> _Set problem_
Please quote every line word for word.

Chart and figure data:
□ □ □ □

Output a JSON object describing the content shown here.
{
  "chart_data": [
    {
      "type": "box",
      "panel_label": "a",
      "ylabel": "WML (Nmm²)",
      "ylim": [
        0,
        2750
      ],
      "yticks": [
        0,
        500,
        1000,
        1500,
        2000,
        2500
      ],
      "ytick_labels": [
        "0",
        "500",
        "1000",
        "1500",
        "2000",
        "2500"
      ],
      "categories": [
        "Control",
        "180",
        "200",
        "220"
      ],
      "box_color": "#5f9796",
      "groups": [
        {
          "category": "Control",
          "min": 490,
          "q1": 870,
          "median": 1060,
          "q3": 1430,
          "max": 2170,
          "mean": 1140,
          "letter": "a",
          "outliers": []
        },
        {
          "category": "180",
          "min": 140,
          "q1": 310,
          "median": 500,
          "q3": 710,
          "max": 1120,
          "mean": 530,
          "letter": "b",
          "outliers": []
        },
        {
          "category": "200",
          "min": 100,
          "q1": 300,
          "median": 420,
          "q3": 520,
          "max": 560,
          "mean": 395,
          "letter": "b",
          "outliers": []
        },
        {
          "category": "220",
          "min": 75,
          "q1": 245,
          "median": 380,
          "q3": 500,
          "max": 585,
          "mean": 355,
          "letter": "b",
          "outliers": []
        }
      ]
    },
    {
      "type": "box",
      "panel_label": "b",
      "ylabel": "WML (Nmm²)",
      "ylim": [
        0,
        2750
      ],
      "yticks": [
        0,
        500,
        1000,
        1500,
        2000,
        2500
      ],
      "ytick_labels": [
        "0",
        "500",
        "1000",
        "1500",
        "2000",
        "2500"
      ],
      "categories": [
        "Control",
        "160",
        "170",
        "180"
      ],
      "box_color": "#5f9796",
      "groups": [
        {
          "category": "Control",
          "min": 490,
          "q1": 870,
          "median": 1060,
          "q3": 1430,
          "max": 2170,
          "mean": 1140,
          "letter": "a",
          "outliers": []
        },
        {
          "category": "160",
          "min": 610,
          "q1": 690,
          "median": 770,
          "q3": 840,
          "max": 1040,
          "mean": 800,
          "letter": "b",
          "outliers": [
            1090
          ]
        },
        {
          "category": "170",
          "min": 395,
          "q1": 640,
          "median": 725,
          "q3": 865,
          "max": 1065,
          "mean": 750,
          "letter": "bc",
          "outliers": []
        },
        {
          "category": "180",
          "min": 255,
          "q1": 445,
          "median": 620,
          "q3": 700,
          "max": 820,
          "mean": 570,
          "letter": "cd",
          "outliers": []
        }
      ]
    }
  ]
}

□ □ □ □

> _Full response_
Output a JSON object describing the content shown here.
{
  "chart_data": [
    {
      "type": "box",
      "panel_label": "a",
      "ylabel": "WML (Nmm²)",
      "ylim": [
        0,
        2750
      ],
      "yticks": [
        0,
        500,
        1000,
        1500,
        2000,
        2500
      ],
      "ytick_labels": [
        "0",
        "500",
        "1000",
        "1500",
        "2000",
        "2500"
      ],
      "categories": [
        "Control",
        "180",
        "200",
        "220"
      ],
      "box_color": "#5f9796",
      "groups": [
        {
          "category": "Control",
          "min": 490,
          "q1": 870,
          "median": 1060,
          "q3": 1430,
          "max": 2170,
          "mean": 1140,
          "letter": "a",
          "outliers": []
        },
        {
          "category": "180",
          "min": 140,
          "q1": 310,
          "median": 500,
          "q3": 710,
          "max": 1120,
          "mean": 530,
          "letter": "b",
          "outliers": []
        },
        {
          "category": "200",
          "min": 100,
          "q1": 300,
          "median": 420,
          "q3": 520,
          "max": 560,
          "mean": 395,
          "letter": "b",
          "outliers": []
        },
        {
          "category": "220",
          "min": 75,
          "q1": 245,
          "median": 380,
          "q3": 500,
          "max": 585,
          "mean": 355,
          "letter": "b",
          "outliers": []
        }
      ]
    },
    {
      "type": "box",
      "panel_label": "b",
      "ylabel": "WML (Nmm²)",
      "ylim": [
        0,
        2750
      ],
      "yticks": [
        0,
        500,
        1000,
        1500,
        2000,
        2500
      ],
      "ytick_labels": [
        "0",
        "500",
        "1000",
        "1500",
        "2000",
        "2500"
      ],
      "categories": [
        "Control",
        "160",
        "170",
        "180"
      ],
      "box_color": "#5f9796",
      "groups": [
        {
          "category": "Control",
          "min": 490,
          "q1": 870,
          "median": 1060,
          "q3": 1430,
          "max": 2170,
          "mean": 1140,
          "letter": "a",
          "outliers": []
        },
        {
          "category": "160",
          "min": 610,
          "q1": 690,
          "median": 770,
          "q3": 840,
          "max": 1040,
          "mean": 800,
          "letter": "b",
          "outliers": [
            1090
          ]
        },
        {
          "category": "170",
          "min": 395,
          "q1": 640,
          "median": 725,
          "q3": 865,
          "max": 1065,
          "mean": 750,
          "letter": "bc",
          "outliers": []
        },
        {
          "category": "180",
          "min": 255,
          "q1": 445,
          "median": 620,
          "q3": 700,
          "max": 820,
          "mean": 570,
          "letter": "cd",
          "outliers": []
        }
      ]
    }
  ]
}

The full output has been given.